• **EXTRACTED ENTRIES**
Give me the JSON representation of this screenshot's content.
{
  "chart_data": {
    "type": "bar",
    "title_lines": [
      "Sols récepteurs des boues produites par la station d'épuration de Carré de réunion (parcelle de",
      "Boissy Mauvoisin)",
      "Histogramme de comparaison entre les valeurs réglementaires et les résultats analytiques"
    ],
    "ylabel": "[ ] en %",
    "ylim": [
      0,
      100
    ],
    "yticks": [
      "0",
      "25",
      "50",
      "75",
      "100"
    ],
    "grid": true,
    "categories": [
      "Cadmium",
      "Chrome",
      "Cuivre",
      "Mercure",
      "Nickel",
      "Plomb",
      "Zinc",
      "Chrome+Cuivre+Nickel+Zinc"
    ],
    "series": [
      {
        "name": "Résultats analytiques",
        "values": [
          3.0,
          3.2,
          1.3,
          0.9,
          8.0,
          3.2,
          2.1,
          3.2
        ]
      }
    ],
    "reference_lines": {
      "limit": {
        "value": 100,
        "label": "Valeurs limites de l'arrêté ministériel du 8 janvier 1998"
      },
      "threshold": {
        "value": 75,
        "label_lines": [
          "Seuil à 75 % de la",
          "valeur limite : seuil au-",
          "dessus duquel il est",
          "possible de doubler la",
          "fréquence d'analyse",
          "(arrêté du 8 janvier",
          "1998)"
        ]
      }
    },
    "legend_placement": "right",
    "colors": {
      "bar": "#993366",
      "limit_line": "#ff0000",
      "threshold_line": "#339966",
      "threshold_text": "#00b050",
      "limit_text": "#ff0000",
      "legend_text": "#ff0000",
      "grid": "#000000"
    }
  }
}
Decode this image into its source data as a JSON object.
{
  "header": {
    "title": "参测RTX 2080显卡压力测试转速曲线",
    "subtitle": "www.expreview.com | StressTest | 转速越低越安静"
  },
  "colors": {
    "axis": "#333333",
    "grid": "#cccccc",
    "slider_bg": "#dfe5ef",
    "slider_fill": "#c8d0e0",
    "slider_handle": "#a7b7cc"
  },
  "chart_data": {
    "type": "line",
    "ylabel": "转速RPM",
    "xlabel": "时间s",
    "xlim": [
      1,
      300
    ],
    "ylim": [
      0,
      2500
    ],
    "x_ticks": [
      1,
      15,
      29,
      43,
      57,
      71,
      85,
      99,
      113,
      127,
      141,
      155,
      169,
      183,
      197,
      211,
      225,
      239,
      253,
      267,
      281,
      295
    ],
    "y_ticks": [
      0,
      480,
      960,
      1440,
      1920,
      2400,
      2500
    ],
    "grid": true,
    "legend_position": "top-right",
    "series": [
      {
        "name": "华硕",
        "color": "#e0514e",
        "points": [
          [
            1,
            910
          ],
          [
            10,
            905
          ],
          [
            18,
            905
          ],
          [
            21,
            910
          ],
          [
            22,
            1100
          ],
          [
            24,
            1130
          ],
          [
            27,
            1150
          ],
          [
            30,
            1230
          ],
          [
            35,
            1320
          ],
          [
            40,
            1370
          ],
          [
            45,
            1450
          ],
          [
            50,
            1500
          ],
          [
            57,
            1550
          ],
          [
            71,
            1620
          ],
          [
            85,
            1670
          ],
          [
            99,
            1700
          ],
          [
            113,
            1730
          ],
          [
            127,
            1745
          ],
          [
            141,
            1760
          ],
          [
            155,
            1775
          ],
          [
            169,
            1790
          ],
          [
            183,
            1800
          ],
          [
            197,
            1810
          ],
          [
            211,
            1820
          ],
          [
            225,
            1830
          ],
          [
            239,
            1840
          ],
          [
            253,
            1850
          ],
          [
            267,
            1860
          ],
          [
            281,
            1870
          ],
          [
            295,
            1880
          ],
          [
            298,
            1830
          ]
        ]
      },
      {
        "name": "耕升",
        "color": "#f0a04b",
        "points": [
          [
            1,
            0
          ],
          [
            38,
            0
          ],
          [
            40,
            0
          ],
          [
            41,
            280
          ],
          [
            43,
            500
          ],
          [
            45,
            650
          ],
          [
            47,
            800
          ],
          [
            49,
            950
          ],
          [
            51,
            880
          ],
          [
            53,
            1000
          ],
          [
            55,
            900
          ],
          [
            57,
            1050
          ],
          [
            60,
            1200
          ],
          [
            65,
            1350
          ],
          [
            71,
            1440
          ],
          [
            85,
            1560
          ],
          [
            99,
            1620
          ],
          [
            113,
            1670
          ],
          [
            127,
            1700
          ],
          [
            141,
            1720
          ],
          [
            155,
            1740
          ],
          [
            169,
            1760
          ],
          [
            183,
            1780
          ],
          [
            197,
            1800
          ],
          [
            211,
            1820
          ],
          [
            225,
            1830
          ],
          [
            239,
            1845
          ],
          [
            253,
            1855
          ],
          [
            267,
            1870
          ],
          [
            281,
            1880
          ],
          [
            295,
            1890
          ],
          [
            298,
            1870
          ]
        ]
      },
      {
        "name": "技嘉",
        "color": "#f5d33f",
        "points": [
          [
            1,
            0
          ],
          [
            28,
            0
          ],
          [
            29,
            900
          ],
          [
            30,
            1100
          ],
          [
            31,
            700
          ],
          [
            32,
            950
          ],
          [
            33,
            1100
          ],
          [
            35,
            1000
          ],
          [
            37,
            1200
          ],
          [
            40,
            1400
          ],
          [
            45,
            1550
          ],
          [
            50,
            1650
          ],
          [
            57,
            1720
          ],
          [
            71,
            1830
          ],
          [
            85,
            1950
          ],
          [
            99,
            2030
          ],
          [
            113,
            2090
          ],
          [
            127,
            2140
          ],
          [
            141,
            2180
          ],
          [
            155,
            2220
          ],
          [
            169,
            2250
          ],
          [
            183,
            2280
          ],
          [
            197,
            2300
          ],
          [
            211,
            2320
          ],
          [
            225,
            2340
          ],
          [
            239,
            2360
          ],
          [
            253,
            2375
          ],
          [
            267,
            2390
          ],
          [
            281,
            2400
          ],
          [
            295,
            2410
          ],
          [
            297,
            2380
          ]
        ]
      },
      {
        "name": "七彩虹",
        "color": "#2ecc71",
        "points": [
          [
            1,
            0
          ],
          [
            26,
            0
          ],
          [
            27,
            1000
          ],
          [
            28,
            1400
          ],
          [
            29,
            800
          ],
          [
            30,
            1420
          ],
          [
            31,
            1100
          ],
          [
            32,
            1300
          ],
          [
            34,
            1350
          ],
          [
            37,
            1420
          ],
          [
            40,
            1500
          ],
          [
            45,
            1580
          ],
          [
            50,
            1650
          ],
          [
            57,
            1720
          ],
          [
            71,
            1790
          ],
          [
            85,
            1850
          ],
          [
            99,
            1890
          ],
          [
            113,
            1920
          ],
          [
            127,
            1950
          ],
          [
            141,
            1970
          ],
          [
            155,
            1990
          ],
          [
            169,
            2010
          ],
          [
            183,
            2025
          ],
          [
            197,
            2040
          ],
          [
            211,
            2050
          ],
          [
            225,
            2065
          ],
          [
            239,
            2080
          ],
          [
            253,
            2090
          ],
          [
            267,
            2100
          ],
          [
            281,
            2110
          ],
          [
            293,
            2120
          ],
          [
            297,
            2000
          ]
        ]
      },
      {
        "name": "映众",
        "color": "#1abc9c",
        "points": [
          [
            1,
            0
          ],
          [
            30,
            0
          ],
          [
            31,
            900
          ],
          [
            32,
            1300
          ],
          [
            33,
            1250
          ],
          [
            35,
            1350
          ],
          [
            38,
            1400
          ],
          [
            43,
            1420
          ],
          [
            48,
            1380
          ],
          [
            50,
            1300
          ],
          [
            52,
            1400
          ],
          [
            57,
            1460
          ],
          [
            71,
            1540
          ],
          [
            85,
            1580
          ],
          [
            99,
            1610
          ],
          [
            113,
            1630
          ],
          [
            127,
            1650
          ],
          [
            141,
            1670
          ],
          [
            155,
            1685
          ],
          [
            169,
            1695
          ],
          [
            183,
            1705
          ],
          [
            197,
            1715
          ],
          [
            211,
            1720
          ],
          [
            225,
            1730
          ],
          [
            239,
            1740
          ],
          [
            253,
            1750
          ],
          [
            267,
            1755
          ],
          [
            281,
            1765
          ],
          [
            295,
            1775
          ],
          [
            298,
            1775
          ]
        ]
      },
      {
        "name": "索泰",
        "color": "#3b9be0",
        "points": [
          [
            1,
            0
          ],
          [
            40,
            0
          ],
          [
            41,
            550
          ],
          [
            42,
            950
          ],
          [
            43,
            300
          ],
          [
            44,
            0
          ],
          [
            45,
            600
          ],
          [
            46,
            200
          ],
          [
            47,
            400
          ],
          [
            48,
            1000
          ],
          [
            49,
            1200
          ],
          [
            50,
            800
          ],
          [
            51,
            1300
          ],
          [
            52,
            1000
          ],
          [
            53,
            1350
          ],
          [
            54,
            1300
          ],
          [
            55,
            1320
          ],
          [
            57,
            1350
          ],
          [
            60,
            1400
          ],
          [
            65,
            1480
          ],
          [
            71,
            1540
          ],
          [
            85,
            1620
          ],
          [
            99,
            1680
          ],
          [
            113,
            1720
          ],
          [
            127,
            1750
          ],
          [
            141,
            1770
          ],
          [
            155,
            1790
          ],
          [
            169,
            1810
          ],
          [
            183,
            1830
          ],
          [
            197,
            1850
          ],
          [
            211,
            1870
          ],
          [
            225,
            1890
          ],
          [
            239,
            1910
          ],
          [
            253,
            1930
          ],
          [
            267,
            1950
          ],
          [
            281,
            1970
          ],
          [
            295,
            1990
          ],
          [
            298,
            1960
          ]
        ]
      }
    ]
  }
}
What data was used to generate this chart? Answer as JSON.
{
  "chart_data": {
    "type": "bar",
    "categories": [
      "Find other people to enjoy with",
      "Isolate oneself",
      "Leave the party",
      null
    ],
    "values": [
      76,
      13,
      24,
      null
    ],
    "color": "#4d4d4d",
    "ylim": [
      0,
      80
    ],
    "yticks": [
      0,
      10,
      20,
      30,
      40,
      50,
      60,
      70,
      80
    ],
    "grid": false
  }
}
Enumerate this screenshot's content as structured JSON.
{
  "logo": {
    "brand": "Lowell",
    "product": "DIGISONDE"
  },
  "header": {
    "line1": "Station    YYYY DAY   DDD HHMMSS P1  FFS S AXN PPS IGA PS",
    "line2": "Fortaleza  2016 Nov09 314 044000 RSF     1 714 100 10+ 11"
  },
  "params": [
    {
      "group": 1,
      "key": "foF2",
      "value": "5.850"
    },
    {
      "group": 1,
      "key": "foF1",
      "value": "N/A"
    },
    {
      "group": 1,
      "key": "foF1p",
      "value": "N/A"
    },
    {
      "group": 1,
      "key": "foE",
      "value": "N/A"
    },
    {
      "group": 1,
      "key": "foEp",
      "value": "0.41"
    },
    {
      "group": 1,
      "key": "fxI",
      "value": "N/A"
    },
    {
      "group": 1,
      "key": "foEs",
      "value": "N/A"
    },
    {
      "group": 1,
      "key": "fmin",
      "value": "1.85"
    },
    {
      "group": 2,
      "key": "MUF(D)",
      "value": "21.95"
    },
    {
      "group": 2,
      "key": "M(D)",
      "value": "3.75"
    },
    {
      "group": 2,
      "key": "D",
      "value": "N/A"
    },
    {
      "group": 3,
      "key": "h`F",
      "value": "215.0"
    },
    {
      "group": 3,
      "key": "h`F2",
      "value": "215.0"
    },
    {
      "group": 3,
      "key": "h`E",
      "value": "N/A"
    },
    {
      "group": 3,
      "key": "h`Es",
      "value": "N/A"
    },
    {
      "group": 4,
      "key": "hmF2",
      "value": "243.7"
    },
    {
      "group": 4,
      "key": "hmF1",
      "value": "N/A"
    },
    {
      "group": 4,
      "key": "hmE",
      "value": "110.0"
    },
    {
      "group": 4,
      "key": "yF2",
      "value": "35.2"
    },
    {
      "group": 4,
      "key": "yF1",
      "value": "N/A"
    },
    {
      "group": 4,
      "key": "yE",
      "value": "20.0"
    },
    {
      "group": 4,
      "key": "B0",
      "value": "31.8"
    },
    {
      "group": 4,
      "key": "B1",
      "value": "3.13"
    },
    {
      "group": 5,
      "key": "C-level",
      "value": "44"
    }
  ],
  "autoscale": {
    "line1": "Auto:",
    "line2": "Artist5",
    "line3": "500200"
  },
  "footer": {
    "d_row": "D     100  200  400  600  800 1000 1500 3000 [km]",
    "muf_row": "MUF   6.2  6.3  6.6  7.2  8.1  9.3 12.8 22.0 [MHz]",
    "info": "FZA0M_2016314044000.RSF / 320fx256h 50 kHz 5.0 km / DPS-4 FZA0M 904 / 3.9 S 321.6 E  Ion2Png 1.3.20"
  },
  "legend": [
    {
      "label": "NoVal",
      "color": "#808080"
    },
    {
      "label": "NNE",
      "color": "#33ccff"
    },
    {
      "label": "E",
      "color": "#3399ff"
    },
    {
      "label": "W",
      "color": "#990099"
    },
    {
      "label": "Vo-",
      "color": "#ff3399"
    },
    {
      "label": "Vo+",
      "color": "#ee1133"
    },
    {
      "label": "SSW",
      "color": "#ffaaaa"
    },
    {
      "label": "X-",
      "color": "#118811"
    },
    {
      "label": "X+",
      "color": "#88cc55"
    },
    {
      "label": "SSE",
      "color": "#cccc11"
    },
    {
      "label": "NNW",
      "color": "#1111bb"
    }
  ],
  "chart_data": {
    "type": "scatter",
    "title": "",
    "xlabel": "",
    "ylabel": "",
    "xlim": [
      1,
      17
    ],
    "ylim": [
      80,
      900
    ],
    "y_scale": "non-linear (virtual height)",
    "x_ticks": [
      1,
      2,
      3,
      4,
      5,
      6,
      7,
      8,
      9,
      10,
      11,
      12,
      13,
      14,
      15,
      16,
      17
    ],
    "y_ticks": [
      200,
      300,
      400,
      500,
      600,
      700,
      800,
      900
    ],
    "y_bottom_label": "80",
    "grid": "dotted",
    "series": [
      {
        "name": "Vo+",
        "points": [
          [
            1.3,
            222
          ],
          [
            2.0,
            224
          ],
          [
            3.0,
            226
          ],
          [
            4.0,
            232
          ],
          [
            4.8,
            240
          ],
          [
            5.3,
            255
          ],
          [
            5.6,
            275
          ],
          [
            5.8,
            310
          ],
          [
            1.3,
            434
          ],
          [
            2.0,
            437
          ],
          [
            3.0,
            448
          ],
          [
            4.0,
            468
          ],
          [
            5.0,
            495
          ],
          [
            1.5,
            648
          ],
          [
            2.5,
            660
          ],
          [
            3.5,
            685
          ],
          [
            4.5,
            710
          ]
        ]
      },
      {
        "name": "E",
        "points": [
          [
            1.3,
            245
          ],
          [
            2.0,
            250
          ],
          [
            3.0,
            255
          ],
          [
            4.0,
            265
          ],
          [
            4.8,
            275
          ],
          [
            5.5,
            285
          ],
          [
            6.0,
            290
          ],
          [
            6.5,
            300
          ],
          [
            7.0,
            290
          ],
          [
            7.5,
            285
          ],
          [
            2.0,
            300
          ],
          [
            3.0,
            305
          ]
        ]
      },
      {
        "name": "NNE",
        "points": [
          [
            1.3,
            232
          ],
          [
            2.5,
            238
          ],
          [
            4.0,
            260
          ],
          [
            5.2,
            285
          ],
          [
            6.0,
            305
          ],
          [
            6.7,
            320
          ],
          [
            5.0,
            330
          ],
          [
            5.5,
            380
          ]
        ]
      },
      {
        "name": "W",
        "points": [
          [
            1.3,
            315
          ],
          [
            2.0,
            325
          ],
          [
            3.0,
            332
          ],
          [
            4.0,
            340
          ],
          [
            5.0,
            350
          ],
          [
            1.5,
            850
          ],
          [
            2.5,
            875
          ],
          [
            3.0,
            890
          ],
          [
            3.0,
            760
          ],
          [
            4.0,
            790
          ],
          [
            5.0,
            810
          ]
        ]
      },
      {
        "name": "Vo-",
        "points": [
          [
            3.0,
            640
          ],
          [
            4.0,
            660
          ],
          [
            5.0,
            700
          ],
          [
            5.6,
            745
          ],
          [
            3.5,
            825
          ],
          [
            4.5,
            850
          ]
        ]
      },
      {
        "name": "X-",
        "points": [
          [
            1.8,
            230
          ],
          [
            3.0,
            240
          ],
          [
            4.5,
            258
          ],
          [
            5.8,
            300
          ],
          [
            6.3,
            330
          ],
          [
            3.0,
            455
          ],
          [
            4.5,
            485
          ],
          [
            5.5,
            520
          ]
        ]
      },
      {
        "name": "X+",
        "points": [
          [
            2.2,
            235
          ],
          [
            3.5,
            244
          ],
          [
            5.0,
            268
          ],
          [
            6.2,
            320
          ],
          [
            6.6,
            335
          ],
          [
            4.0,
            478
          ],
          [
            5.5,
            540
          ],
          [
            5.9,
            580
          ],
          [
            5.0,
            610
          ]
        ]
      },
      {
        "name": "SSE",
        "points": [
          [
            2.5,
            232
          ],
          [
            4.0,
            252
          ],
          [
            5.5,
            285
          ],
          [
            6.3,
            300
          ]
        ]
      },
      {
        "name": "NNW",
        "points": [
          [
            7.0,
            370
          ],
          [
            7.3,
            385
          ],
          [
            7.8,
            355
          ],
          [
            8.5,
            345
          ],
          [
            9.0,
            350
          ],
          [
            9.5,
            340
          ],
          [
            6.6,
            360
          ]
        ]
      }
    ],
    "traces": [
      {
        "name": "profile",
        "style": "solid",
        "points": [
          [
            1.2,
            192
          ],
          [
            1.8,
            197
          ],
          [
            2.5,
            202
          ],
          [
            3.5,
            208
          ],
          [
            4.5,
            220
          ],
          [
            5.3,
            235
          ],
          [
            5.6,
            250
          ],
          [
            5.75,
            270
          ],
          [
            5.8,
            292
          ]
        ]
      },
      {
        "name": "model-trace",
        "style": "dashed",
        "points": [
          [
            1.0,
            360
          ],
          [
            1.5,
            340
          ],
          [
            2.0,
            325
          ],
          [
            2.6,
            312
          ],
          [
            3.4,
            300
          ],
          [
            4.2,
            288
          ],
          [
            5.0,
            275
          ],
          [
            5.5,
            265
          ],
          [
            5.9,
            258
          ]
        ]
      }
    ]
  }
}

• **GIVEN INSTRUCTION**
Scan the records above for the string "JSON", then report every line that contains it.

• **OUTPUT OF THE EXERCISE**
Give me the JSON representation of this screenshot's content.
Decode this image into its source data as a JSON object.
What data was used to generate this chart? Answer as JSON.
Enumerate this screenshot's content as structured JSON.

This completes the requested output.